» **Exercise requirements**
Filter the records below and copy every line containing the word "screenshot".

» **Data in this exercise**
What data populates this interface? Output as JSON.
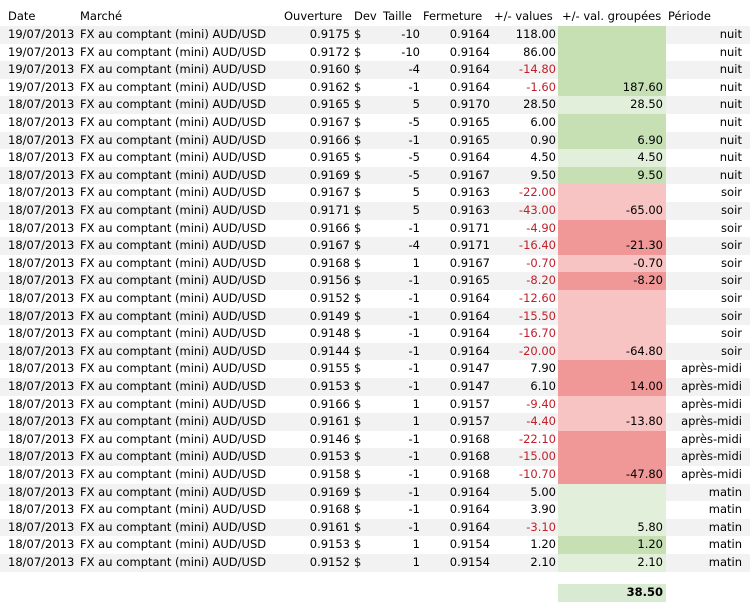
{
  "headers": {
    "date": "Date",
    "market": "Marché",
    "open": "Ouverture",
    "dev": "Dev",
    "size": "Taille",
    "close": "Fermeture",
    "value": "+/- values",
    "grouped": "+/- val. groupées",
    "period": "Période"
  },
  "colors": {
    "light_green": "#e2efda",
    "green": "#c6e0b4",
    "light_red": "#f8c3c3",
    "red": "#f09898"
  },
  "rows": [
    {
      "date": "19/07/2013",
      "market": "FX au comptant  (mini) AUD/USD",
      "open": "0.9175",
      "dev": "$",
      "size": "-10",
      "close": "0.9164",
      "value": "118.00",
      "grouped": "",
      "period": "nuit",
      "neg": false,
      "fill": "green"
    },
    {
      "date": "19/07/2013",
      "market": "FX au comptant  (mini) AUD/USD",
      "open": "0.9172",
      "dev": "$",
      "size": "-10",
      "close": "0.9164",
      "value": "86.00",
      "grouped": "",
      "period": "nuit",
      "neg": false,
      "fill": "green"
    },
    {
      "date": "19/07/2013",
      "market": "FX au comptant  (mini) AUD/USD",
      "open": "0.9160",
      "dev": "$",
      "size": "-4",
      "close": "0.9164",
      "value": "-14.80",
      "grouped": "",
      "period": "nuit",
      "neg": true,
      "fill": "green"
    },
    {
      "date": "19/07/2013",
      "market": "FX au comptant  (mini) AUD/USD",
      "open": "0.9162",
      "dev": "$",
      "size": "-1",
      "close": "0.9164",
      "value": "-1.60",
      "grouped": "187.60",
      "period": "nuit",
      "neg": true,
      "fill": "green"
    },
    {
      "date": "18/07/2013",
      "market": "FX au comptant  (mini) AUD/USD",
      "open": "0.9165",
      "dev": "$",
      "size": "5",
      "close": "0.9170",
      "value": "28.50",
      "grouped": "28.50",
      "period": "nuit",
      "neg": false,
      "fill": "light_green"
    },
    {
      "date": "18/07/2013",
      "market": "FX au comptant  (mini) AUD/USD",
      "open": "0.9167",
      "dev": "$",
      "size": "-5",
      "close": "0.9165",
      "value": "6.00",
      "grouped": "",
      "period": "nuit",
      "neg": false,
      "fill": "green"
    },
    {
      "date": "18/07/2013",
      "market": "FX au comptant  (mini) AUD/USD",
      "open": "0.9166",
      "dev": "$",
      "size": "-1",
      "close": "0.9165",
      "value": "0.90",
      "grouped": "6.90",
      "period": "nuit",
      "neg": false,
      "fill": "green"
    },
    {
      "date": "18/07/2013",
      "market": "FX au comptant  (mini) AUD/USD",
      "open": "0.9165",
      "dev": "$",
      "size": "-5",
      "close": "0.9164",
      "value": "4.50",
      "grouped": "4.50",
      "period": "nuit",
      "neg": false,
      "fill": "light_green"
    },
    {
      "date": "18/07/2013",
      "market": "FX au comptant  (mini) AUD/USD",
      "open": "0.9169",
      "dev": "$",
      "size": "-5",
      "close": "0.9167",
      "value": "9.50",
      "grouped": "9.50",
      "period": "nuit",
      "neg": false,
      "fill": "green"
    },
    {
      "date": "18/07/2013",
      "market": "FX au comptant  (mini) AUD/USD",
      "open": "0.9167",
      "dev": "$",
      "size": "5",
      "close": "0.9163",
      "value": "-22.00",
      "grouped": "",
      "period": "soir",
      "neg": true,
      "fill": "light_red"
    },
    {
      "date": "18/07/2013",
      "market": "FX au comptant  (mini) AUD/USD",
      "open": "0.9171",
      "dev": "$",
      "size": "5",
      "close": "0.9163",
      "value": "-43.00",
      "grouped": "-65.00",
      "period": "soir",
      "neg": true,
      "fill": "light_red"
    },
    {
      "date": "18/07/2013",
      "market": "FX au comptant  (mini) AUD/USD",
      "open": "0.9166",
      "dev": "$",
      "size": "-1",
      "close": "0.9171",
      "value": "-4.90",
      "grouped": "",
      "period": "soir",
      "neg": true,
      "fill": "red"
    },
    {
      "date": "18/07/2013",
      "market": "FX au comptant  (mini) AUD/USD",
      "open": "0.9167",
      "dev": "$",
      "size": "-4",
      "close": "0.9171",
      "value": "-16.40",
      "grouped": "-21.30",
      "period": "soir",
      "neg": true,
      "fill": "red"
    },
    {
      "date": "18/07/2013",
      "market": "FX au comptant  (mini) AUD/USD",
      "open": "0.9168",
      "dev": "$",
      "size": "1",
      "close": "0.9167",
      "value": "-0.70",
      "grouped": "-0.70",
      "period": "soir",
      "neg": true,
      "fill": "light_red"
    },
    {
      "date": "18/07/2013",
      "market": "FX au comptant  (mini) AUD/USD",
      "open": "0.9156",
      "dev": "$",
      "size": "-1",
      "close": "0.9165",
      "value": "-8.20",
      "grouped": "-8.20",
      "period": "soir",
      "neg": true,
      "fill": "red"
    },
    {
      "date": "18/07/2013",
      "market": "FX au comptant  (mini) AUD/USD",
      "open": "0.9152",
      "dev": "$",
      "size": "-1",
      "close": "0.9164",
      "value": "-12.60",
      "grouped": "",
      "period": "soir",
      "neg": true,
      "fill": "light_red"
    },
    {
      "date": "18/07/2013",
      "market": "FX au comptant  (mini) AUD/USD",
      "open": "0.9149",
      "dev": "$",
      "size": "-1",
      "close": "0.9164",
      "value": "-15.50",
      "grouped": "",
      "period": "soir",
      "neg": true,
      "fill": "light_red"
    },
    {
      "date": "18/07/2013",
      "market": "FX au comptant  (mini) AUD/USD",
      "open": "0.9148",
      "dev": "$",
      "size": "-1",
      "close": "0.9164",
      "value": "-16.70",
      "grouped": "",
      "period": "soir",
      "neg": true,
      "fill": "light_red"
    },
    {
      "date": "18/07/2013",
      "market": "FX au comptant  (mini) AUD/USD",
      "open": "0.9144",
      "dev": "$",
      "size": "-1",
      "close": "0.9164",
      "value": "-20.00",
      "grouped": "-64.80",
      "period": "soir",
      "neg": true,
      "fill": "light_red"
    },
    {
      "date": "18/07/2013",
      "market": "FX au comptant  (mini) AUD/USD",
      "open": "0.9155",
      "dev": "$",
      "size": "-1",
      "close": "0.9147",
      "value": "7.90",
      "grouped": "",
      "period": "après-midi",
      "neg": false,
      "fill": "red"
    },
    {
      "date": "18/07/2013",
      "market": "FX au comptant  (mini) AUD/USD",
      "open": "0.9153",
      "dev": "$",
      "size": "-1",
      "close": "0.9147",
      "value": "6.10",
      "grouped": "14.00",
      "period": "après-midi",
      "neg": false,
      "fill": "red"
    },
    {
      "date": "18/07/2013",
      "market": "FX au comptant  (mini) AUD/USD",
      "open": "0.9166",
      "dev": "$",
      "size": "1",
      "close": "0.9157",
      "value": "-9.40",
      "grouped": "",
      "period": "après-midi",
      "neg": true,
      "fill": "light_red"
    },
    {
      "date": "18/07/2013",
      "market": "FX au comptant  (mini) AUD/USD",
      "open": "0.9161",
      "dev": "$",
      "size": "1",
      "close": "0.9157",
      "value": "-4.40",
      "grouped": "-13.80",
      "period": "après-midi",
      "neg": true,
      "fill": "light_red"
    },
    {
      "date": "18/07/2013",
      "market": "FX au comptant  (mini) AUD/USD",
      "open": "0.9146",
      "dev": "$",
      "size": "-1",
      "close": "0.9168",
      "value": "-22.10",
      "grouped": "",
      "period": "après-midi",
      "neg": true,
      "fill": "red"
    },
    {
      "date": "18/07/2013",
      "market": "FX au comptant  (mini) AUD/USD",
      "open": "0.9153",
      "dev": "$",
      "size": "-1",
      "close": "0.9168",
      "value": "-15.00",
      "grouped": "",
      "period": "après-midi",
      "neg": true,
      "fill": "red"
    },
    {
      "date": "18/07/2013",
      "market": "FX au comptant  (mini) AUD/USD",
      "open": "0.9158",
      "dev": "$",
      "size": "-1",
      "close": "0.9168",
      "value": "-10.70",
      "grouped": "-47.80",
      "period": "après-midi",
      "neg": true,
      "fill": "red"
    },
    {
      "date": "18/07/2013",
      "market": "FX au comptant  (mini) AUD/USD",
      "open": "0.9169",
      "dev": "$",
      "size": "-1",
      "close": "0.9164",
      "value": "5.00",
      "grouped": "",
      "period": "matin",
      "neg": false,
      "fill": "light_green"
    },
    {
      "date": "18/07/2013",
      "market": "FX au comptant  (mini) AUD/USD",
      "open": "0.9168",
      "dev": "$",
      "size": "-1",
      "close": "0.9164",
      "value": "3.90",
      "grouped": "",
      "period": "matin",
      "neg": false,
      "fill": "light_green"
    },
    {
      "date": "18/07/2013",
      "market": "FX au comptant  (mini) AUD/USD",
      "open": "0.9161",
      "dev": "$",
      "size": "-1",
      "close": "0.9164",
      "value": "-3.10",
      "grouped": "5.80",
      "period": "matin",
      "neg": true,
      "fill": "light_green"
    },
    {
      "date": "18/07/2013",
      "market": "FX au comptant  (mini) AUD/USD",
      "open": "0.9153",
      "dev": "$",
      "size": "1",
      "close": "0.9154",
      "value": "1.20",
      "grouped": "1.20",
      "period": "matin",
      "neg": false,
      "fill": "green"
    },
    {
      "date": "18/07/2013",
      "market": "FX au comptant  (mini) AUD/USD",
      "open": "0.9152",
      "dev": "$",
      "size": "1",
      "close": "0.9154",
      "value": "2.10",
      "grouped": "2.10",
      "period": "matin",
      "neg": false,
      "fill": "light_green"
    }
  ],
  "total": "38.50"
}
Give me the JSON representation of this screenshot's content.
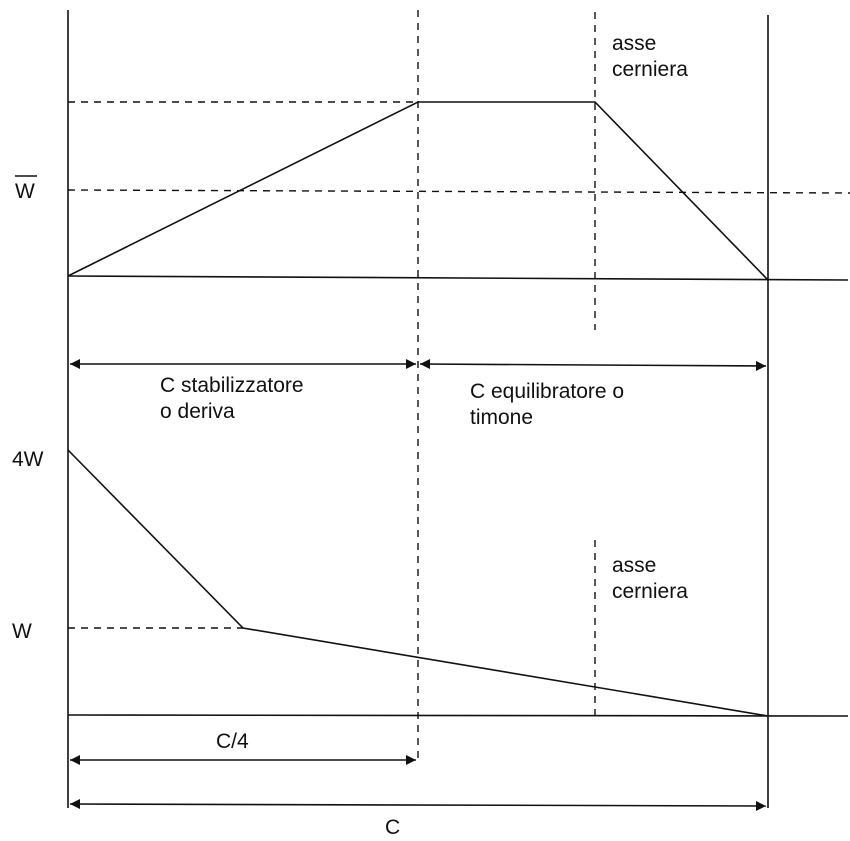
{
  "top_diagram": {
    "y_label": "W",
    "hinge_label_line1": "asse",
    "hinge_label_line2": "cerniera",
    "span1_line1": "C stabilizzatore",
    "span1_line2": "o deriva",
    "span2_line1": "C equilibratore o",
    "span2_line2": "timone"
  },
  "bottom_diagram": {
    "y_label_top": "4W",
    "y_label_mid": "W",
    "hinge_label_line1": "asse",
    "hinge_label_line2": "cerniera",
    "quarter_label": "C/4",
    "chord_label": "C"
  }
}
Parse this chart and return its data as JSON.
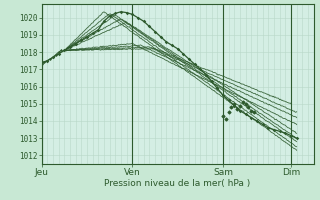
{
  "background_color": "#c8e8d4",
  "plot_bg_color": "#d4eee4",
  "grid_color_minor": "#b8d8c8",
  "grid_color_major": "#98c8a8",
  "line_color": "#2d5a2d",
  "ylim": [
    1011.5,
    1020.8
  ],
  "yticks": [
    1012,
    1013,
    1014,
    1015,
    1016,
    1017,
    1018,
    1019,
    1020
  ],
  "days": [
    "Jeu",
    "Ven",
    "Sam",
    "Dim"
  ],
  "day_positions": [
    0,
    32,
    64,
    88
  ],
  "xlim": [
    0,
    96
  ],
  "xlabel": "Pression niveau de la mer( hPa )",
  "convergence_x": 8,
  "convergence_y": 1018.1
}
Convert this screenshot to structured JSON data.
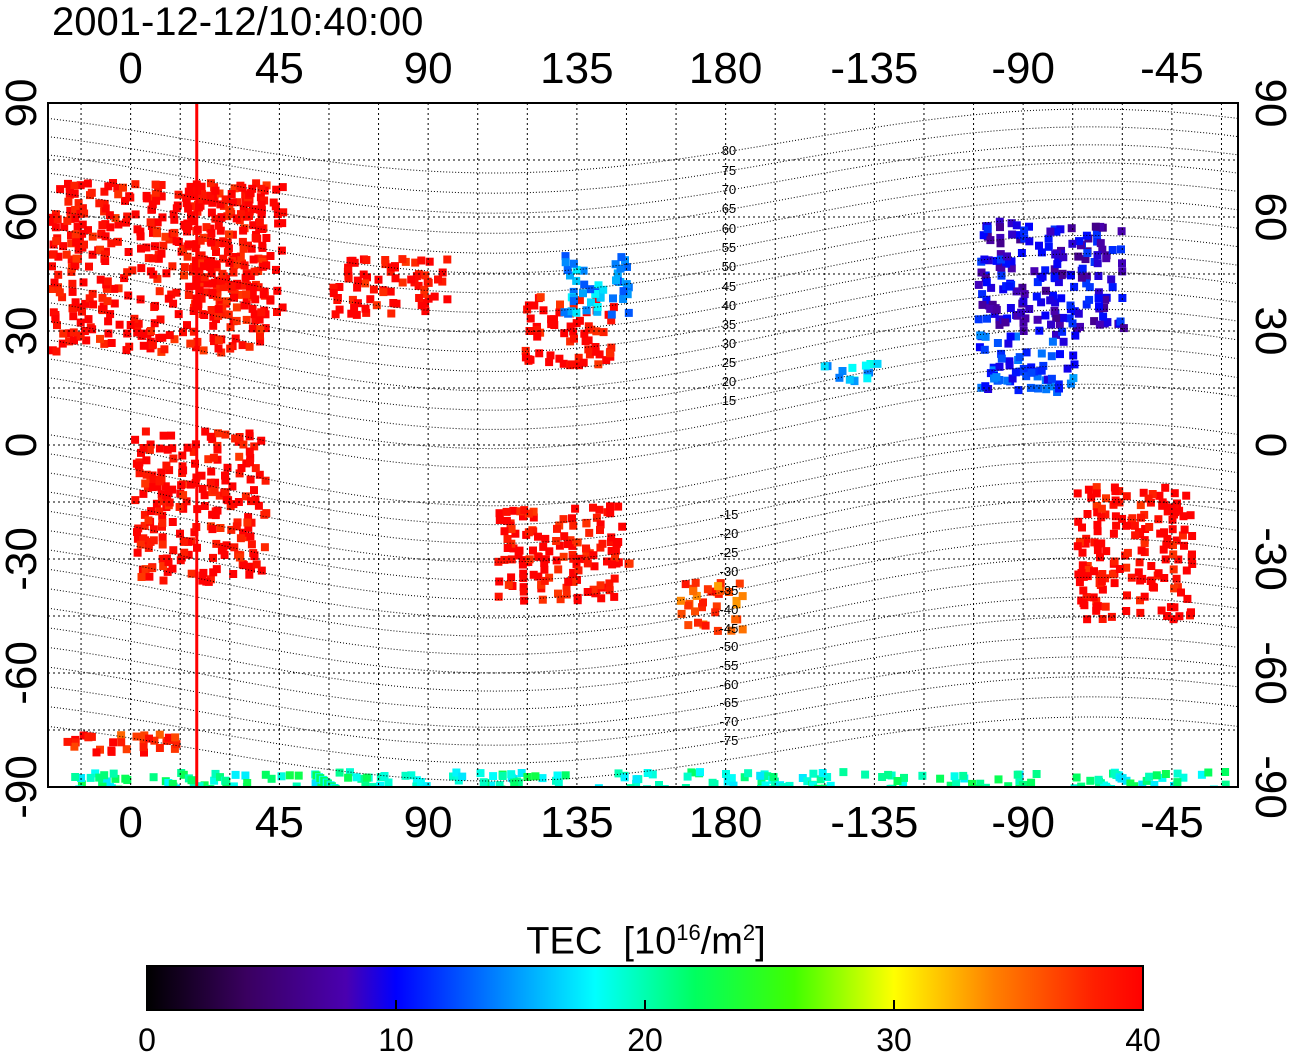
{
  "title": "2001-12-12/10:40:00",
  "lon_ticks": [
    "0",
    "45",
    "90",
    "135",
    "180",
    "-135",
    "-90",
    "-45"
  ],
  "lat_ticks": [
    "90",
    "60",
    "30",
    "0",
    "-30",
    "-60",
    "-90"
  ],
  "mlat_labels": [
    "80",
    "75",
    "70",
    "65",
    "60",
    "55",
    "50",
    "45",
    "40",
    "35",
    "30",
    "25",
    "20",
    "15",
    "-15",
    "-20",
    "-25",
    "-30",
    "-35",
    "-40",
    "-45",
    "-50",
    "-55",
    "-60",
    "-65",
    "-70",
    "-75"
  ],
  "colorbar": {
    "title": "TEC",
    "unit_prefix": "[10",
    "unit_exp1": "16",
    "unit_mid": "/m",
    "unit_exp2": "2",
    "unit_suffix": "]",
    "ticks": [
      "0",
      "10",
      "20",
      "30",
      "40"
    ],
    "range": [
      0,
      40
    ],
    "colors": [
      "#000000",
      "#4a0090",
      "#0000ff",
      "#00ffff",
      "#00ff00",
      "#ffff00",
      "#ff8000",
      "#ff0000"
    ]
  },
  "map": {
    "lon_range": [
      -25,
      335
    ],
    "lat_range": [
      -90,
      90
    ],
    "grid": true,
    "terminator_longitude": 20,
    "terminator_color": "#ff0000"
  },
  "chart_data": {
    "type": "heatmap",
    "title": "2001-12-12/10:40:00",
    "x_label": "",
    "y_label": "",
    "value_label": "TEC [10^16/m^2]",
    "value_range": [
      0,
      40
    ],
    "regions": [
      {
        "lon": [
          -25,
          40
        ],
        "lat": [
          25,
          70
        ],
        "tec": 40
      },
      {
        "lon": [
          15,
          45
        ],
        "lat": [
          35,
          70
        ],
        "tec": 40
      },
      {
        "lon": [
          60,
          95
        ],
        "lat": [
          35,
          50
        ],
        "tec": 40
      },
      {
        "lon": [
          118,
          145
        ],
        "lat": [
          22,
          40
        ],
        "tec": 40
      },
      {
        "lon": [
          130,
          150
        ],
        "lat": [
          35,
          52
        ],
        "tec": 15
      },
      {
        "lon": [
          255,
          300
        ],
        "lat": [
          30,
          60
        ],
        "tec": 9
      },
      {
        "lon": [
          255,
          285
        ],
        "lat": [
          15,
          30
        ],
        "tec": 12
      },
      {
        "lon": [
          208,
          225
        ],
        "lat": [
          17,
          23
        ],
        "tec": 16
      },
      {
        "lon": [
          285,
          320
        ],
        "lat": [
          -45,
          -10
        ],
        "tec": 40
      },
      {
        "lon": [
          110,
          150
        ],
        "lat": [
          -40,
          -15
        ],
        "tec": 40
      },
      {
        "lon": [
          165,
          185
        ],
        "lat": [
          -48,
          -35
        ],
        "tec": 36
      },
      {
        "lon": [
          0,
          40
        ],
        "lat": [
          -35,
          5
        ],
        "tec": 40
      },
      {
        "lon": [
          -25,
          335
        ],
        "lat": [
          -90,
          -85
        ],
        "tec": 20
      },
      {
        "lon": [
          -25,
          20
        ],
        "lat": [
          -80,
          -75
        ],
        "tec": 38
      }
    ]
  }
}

» **Exercise response**
Give me the JSON representation of this screenshot's content.
Convert this screenshot to structured JSON data.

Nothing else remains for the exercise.